[begin GIVEN DATA]
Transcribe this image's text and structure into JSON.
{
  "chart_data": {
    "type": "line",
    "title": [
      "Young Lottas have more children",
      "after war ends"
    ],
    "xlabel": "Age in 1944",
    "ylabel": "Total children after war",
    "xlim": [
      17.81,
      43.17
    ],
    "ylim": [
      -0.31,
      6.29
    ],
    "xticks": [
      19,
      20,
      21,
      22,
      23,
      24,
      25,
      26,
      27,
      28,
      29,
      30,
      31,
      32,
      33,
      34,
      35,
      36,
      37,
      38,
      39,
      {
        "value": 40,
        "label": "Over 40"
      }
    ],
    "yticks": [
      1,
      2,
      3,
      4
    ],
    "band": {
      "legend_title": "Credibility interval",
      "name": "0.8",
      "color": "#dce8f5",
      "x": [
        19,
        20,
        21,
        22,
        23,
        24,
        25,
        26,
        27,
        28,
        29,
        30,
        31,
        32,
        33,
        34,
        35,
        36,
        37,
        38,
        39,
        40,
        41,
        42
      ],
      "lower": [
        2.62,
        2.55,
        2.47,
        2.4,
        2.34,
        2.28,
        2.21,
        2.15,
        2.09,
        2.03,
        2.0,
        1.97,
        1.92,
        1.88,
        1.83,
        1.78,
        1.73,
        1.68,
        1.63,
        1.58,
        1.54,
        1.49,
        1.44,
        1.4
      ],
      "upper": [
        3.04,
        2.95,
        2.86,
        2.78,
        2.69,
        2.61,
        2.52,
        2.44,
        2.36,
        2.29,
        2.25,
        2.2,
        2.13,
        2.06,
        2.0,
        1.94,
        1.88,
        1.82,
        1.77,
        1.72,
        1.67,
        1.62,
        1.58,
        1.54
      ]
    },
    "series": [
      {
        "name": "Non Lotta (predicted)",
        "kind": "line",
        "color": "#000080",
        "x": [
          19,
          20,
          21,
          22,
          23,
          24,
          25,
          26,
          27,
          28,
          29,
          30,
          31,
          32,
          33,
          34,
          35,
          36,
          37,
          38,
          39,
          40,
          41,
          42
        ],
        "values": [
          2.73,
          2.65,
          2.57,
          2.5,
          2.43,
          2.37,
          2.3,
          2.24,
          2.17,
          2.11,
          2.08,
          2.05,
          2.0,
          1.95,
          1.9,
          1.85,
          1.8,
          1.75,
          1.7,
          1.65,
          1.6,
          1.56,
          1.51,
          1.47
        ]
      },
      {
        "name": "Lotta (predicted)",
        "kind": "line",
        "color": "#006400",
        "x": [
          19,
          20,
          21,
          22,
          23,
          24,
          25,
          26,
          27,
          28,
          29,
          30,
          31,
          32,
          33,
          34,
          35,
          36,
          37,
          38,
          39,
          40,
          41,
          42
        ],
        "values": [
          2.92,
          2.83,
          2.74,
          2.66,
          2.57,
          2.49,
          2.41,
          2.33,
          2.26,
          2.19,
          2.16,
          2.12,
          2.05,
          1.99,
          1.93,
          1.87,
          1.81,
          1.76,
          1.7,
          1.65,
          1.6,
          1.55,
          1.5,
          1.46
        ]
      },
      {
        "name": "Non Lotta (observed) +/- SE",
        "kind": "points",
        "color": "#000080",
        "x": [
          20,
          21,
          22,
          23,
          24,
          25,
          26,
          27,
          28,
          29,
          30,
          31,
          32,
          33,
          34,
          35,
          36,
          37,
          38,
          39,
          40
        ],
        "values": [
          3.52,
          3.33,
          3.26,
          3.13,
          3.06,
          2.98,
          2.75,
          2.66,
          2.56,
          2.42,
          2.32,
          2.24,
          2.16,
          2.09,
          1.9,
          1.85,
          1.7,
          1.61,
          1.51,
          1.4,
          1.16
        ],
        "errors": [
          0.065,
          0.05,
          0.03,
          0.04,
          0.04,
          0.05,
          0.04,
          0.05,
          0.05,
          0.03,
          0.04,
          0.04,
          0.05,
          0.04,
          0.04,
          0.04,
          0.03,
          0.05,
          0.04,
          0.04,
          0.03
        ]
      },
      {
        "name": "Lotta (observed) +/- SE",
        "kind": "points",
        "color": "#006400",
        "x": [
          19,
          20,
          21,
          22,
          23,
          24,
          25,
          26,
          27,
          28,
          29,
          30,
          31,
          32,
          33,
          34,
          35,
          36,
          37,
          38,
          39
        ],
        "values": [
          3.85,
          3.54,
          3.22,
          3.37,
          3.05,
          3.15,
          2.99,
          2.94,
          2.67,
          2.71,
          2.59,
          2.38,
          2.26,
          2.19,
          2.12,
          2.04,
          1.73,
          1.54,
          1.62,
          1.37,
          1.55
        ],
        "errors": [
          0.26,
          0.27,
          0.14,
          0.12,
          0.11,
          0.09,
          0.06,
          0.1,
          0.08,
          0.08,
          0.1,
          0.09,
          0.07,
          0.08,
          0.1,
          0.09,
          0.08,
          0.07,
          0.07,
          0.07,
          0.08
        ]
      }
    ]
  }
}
[end GIVEN DATA]
> **WHAT NEEDS TO BE DONE**
Repeat the listing exactly, from its first line to its last.

> **CORRECT RESULT**
Transcribe this image's text and structure into JSON.
{
  "chart_data": {
    "type": "line",
    "title": [
      "Young Lottas have more children",
      "after war ends"
    ],
    "xlabel": "Age in 1944",
    "ylabel": "Total children after war",
    "xlim": [
      17.81,
      43.17
    ],
    "ylim": [
      -0.31,
      6.29
    ],
    "xticks": [
      19,
      20,
      21,
      22,
      23,
      24,
      25,
      26,
      27,
      28,
      29,
      30,
      31,
      32,
      33,
      34,
      35,
      36,
      37,
      38,
      39,
      {
        "value": 40,
        "label": "Over 40"
      }
    ],
    "yticks": [
      1,
      2,
      3,
      4
    ],
    "band": {
      "legend_title": "Credibility interval",
      "name": "0.8",
      "color": "#dce8f5",
      "x": [
        19,
        20,
        21,
        22,
        23,
        24,
        25,
        26,
        27,
        28,
        29,
        30,
        31,
        32,
        33,
        34,
        35,
        36,
        37,
        38,
        39,
        40,
        41,
        42
      ],
      "lower": [
        2.62,
        2.55,
        2.47,
        2.4,
        2.34,
        2.28,
        2.21,
        2.15,
        2.09,
        2.03,
        2.0,
        1.97,
        1.92,
        1.88,
        1.83,
        1.78,
        1.73,
        1.68,
        1.63,
        1.58,
        1.54,
        1.49,
        1.44,
        1.4
      ],
      "upper": [
        3.04,
        2.95,
        2.86,
        2.78,
        2.69,
        2.61,
        2.52,
        2.44,
        2.36,
        2.29,
        2.25,
        2.2,
        2.13,
        2.06,
        2.0,
        1.94,
        1.88,
        1.82,
        1.77,
        1.72,
        1.67,
        1.62,
        1.58,
        1.54
      ]
    },
    "series": [
      {
        "name": "Non Lotta (predicted)",
        "kind": "line",
        "color": "#000080",
        "x": [
          19,
          20,
          21,
          22,
          23,
          24,
          25,
          26,
          27,
          28,
          29,
          30,
          31,
          32,
          33,
          34,
          35,
          36,
          37,
          38,
          39,
          40,
          41,
          42
        ],
        "values": [
          2.73,
          2.65,
          2.57,
          2.5,
          2.43,
          2.37,
          2.3,
          2.24,
          2.17,
          2.11,
          2.08,
          2.05,
          2.0,
          1.95,
          1.9,
          1.85,
          1.8,
          1.75,
          1.7,
          1.65,
          1.6,
          1.56,
          1.51,
          1.47
        ]
      },
      {
        "name": "Lotta (predicted)",
        "kind": "line",
        "color": "#006400",
        "x": [
          19,
          20,
          21,
          22,
          23,
          24,
          25,
          26,
          27,
          28,
          29,
          30,
          31,
          32,
          33,
          34,
          35,
          36,
          37,
          38,
          39,
          40,
          41,
          42
        ],
        "values": [
          2.92,
          2.83,
          2.74,
          2.66,
          2.57,
          2.49,
          2.41,
          2.33,
          2.26,
          2.19,
          2.16,
          2.12,
          2.05,
          1.99,
          1.93,
          1.87,
          1.81,
          1.76,
          1.7,
          1.65,
          1.6,
          1.55,
          1.5,
          1.46
        ]
      },
      {
        "name": "Non Lotta (observed) +/- SE",
        "kind": "points",
        "color": "#000080",
        "x": [
          20,
          21,
          22,
          23,
          24,
          25,
          26,
          27,
          28,
          29,
          30,
          31,
          32,
          33,
          34,
          35,
          36,
          37,
          38,
          39,
          40
        ],
        "values": [
          3.52,
          3.33,
          3.26,
          3.13,
          3.06,
          2.98,
          2.75,
          2.66,
          2.56,
          2.42,
          2.32,
          2.24,
          2.16,
          2.09,
          1.9,
          1.85,
          1.7,
          1.61,
          1.51,
          1.4,
          1.16
        ],
        "errors": [
          0.065,
          0.05,
          0.03,
          0.04,
          0.04,
          0.05,
          0.04,
          0.05,
          0.05,
          0.03,
          0.04,
          0.04,
          0.05,
          0.04,
          0.04,
          0.04,
          0.03,
          0.05,
          0.04,
          0.04,
          0.03
        ]
      },
      {
        "name": "Lotta (observed) +/- SE",
        "kind": "points",
        "color": "#006400",
        "x": [
          19,
          20,
          21,
          22,
          23,
          24,
          25,
          26,
          27,
          28,
          29,
          30,
          31,
          32,
          33,
          34,
          35,
          36,
          37,
          38,
          39
        ],
        "values": [
          3.85,
          3.54,
          3.22,
          3.37,
          3.05,
          3.15,
          2.99,
          2.94,
          2.67,
          2.71,
          2.59,
          2.38,
          2.26,
          2.19,
          2.12,
          2.04,
          1.73,
          1.54,
          1.62,
          1.37,
          1.55
        ],
        "errors": [
          0.26,
          0.27,
          0.14,
          0.12,
          0.11,
          0.09,
          0.06,
          0.1,
          0.08,
          0.08,
          0.1,
          0.09,
          0.07,
          0.08,
          0.1,
          0.09,
          0.08,
          0.07,
          0.07,
          0.07,
          0.08
        ]
      }
    ]
  }
}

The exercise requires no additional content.